Figure content listings
────

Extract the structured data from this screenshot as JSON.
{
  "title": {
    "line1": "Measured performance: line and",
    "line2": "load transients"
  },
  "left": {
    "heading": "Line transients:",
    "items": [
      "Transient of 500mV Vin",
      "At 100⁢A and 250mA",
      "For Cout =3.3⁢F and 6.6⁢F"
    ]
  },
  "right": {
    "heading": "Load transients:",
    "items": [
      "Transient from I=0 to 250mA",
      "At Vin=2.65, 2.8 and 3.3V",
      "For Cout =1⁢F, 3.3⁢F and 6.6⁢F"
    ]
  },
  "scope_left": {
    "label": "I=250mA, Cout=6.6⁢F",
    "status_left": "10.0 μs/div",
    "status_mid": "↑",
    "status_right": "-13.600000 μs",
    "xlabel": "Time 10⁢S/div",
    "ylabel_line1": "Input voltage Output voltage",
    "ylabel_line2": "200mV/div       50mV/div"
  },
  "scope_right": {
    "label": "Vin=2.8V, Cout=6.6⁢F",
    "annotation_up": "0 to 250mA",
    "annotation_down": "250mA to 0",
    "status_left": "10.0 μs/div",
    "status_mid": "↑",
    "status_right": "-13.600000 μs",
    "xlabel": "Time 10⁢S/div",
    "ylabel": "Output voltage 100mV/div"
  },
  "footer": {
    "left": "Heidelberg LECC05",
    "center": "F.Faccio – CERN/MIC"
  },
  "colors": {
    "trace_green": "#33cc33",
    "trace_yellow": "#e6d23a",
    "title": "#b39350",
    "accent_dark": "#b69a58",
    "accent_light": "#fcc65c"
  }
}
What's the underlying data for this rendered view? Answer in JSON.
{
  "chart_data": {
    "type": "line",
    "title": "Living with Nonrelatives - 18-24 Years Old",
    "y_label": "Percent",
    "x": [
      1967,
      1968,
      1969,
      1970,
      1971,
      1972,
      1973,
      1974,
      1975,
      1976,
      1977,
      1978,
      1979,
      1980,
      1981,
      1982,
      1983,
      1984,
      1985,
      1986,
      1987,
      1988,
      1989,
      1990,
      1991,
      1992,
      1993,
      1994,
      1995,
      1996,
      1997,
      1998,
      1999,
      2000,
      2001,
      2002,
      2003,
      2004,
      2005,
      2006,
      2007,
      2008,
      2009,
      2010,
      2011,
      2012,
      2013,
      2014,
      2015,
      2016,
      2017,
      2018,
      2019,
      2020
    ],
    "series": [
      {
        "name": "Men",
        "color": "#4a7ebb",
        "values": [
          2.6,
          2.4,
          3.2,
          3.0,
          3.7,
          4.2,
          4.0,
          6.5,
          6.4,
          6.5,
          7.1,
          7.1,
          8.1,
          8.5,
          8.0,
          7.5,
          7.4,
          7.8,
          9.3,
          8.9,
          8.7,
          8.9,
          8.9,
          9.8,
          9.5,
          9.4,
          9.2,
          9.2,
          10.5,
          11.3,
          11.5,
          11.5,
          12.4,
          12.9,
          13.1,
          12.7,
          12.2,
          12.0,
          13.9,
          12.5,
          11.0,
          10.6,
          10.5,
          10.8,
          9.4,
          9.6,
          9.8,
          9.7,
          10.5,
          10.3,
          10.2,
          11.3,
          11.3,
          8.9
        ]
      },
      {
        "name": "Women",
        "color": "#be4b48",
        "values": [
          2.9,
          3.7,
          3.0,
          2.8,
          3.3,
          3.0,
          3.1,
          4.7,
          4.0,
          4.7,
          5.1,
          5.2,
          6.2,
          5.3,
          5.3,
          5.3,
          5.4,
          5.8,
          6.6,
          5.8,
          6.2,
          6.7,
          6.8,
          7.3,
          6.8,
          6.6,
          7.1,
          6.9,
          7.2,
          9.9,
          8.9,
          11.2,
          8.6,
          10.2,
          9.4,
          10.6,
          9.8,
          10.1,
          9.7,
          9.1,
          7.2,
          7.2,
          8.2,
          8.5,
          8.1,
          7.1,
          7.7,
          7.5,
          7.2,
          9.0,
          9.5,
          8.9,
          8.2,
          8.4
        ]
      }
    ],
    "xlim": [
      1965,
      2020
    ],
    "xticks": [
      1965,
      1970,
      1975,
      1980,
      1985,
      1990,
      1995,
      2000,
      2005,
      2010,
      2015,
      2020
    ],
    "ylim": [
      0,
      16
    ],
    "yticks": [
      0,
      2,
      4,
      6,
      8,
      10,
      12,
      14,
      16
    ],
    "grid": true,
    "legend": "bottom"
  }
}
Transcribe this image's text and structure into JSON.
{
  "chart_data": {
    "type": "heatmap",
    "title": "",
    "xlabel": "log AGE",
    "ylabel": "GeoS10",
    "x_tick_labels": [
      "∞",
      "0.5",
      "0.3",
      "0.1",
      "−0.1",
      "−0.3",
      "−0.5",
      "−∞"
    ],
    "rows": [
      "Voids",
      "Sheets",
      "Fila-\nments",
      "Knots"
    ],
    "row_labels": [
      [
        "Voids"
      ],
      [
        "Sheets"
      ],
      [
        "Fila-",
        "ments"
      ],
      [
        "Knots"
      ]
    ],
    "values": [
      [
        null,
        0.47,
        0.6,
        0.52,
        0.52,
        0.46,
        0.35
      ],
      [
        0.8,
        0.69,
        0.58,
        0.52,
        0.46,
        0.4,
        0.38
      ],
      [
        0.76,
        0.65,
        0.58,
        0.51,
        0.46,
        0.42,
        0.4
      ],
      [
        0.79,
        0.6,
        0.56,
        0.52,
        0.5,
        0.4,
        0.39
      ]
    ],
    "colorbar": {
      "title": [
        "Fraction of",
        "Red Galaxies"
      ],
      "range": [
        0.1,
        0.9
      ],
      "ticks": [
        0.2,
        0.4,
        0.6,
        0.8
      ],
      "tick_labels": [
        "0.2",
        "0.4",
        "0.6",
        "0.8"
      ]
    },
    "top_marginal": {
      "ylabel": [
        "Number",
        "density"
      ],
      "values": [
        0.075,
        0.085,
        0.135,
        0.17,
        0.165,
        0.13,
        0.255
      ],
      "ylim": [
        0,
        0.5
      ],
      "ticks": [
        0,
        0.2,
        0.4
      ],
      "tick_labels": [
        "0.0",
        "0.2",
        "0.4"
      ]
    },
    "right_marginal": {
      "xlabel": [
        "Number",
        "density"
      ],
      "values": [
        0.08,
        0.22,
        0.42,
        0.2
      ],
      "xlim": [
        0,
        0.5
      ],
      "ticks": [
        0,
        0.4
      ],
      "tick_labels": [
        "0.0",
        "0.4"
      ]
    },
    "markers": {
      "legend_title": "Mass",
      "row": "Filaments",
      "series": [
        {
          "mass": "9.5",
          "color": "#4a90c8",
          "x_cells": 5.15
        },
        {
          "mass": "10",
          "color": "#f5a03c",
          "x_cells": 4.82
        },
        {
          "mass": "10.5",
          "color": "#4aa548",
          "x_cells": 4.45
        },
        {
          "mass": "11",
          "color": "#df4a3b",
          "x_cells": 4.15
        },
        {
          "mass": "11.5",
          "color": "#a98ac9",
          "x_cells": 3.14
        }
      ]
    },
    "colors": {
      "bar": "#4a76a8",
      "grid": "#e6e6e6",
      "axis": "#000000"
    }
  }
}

────

-- PROBLEM DESCRIPTION --
Set out the complete listing exactly as shown.

-- WORKED ANSWER --
Extract the structured data from this screenshot as JSON.
{
  "title": {
    "line1": "Measured performance: line and",
    "line2": "load transients"
  },
  "left": {
    "heading": "Line transients:",
    "items": [
      "Transient of 500mV Vin",
      "At 100⁢A and 250mA",
      "For Cout =3.3⁢F and 6.6⁢F"
    ]
  },
  "right": {
    "heading": "Load transients:",
    "items": [
      "Transient from I=0 to 250mA",
      "At Vin=2.65, 2.8 and 3.3V",
      "For Cout =1⁢F, 3.3⁢F and 6.6⁢F"
    ]
  },
  "scope_left": {
    "label": "I=250mA, Cout=6.6⁢F",
    "status_left": "10.0 μs/div",
    "status_mid": "↑",
    "status_right": "-13.600000 μs",
    "xlabel": "Time 10⁢S/div",
    "ylabel_line1": "Input voltage Output voltage",
    "ylabel_line2": "200mV/div       50mV/div"
  },
  "scope_right": {
    "label": "Vin=2.8V, Cout=6.6⁢F",
    "annotation_up": "0 to 250mA",
    "annotation_down": "250mA to 0",
    "status_left": "10.0 μs/div",
    "status_mid": "↑",
    "status_right": "-13.600000 μs",
    "xlabel": "Time 10⁢S/div",
    "ylabel": "Output voltage 100mV/div"
  },
  "footer": {
    "left": "Heidelberg LECC05",
    "center": "F.Faccio – CERN/MIC"
  },
  "colors": {
    "trace_green": "#33cc33",
    "trace_yellow": "#e6d23a",
    "title": "#b39350",
    "accent_dark": "#b69a58",
    "accent_light": "#fcc65c"
  }
}
What's the underlying data for this rendered view? Answer in JSON.
{
  "chart_data": {
    "type": "line",
    "title": "Living with Nonrelatives - 18-24 Years Old",
    "y_label": "Percent",
    "x": [
      1967,
      1968,
      1969,
      1970,
      1971,
      1972,
      1973,
      1974,
      1975,
      1976,
      1977,
      1978,
      1979,
      1980,
      1981,
      1982,
      1983,
      1984,
      1985,
      1986,
      1987,
      1988,
      1989,
      1990,
      1991,
      1992,
      1993,
      1994,
      1995,
      1996,
      1997,
      1998,
      1999,
      2000,
      2001,
      2002,
      2003,
      2004,
      2005,
      2006,
      2007,
      2008,
      2009,
      2010,
      2011,
      2012,
      2013,
      2014,
      2015,
      2016,
      2017,
      2018,
      2019,
      2020
    ],
    "series": [
      {
        "name": "Men",
        "color": "#4a7ebb",
        "values": [
          2.6,
          2.4,
          3.2,
          3.0,
          3.7,
          4.2,
          4.0,
          6.5,
          6.4,
          6.5,
          7.1,
          7.1,
          8.1,
          8.5,
          8.0,
          7.5,
          7.4,
          7.8,
          9.3,
          8.9,
          8.7,
          8.9,
          8.9,
          9.8,
          9.5,
          9.4,
          9.2,
          9.2,
          10.5,
          11.3,
          11.5,
          11.5,
          12.4,
          12.9,
          13.1,
          12.7,
          12.2,
          12.0,
          13.9,
          12.5,
          11.0,
          10.6,
          10.5,
          10.8,
          9.4,
          9.6,
          9.8,
          9.7,
          10.5,
          10.3,
          10.2,
          11.3,
          11.3,
          8.9
        ]
      },
      {
        "name": "Women",
        "color": "#be4b48",
        "values": [
          2.9,
          3.7,
          3.0,
          2.8,
          3.3,
          3.0,
          3.1,
          4.7,
          4.0,
          4.7,
          5.1,
          5.2,
          6.2,
          5.3,
          5.3,
          5.3,
          5.4,
          5.8,
          6.6,
          5.8,
          6.2,
          6.7,
          6.8,
          7.3,
          6.8,
          6.6,
          7.1,
          6.9,
          7.2,
          9.9,
          8.9,
          11.2,
          8.6,
          10.2,
          9.4,
          10.6,
          9.8,
          10.1,
          9.7,
          9.1,
          7.2,
          7.2,
          8.2,
          8.5,
          8.1,
          7.1,
          7.7,
          7.5,
          7.2,
          9.0,
          9.5,
          8.9,
          8.2,
          8.4
        ]
      }
    ],
    "xlim": [
      1965,
      2020
    ],
    "xticks": [
      1965,
      1970,
      1975,
      1980,
      1985,
      1990,
      1995,
      2000,
      2005,
      2010,
      2015,
      2020
    ],
    "ylim": [
      0,
      16
    ],
    "yticks": [
      0,
      2,
      4,
      6,
      8,
      10,
      12,
      14,
      16
    ],
    "grid": true,
    "legend": "bottom"
  }
}
Transcribe this image's text and structure into JSON.
{
  "chart_data": {
    "type": "heatmap",
    "title": "",
    "xlabel": "log AGE",
    "ylabel": "GeoS10",
    "x_tick_labels": [
      "∞",
      "0.5",
      "0.3",
      "0.1",
      "−0.1",
      "−0.3",
      "−0.5",
      "−∞"
    ],
    "rows": [
      "Voids",
      "Sheets",
      "Fila-\nments",
      "Knots"
    ],
    "row_labels": [
      [
        "Voids"
      ],
      [
        "Sheets"
      ],
      [
        "Fila-",
        "ments"
      ],
      [
        "Knots"
      ]
    ],
    "values": [
      [
        null,
        0.47,
        0.6,
        0.52,
        0.52,
        0.46,
        0.35
      ],
      [
        0.8,
        0.69,
        0.58,
        0.52,
        0.46,
        0.4,
        0.38
      ],
      [
        0.76,
        0.65,
        0.58,
        0.51,
        0.46,
        0.42,
        0.4
      ],
      [
        0.79,
        0.6,
        0.56,
        0.52,
        0.5,
        0.4,
        0.39
      ]
    ],
    "colorbar": {
      "title": [
        "Fraction of",
        "Red Galaxies"
      ],
      "range": [
        0.1,
        0.9
      ],
      "ticks": [
        0.2,
        0.4,
        0.6,
        0.8
      ],
      "tick_labels": [
        "0.2",
        "0.4",
        "0.6",
        "0.8"
      ]
    },
    "top_marginal": {
      "ylabel": [
        "Number",
        "density"
      ],
      "values": [
        0.075,
        0.085,
        0.135,
        0.17,
        0.165,
        0.13,
        0.255
      ],
      "ylim": [
        0,
        0.5
      ],
      "ticks": [
        0,
        0.2,
        0.4
      ],
      "tick_labels": [
        "0.0",
        "0.2",
        "0.4"
      ]
    },
    "right_marginal": {
      "xlabel": [
        "Number",
        "density"
      ],
      "values": [
        0.08,
        0.22,
        0.42,
        0.2
      ],
      "xlim": [
        0,
        0.5
      ],
      "ticks": [
        0,
        0.4
      ],
      "tick_labels": [
        "0.0",
        "0.4"
      ]
    },
    "markers": {
      "legend_title": "Mass",
      "row": "Filaments",
      "series": [
        {
          "mass": "9.5",
          "color": "#4a90c8",
          "x_cells": 5.15
        },
        {
          "mass": "10",
          "color": "#f5a03c",
          "x_cells": 4.82
        },
        {
          "mass": "10.5",
          "color": "#4aa548",
          "x_cells": 4.45
        },
        {
          "mass": "11",
          "color": "#df4a3b",
          "x_cells": 4.15
        },
        {
          "mass": "11.5",
          "color": "#a98ac9",
          "x_cells": 3.14
        }
      ]
    },
    "colors": {
      "bar": "#4a76a8",
      "grid": "#e6e6e6",
      "axis": "#000000"
    }
  }
}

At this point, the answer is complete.